What this task involves: In the listing below, locate the lines that hold the string "AliExpress". Copy those lines.

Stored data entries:
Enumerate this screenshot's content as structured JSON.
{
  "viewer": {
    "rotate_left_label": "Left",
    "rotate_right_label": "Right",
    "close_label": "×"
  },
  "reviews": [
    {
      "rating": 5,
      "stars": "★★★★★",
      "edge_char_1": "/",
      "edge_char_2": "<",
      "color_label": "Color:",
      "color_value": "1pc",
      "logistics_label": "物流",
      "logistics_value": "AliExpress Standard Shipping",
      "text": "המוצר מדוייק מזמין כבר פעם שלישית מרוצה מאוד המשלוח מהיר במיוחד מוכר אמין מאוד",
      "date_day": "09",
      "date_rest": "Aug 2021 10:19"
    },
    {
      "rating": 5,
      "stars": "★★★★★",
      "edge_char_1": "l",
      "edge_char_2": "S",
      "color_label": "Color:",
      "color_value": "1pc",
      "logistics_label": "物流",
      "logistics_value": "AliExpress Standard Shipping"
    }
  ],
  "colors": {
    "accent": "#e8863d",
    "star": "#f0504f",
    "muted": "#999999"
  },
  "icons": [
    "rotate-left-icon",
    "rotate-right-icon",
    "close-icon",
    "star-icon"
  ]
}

--

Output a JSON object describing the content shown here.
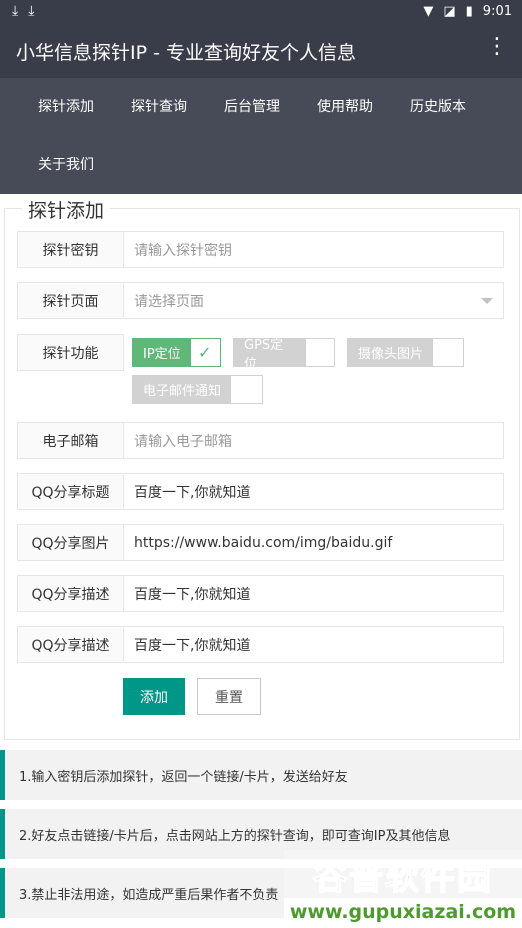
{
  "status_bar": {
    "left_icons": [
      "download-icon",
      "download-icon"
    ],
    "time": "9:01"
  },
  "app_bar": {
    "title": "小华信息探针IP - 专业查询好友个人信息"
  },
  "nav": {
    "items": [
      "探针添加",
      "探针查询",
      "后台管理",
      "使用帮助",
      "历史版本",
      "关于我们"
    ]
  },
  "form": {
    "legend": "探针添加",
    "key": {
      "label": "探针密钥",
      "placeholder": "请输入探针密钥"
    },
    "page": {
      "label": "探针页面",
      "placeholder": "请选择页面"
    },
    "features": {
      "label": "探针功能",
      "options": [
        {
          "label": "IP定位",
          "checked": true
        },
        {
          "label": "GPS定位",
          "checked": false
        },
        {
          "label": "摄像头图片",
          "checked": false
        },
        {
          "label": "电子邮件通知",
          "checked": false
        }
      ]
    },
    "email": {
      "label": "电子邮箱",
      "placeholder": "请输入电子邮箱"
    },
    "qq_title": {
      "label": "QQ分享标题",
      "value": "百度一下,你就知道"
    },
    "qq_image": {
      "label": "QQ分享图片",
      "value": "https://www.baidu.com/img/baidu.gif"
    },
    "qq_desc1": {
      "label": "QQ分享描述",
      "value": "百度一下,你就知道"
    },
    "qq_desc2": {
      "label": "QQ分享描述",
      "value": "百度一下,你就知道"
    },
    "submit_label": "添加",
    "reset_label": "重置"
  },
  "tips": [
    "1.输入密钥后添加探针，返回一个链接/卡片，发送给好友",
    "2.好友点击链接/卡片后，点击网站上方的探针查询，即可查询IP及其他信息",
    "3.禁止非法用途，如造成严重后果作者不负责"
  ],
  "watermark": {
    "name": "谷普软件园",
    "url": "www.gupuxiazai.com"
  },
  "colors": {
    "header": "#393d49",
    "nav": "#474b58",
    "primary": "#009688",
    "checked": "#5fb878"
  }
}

Task solution:
      "logistics_value": "AliExpress Standard Shipping",
      "logistics_value": "AliExpress Standard Shipping"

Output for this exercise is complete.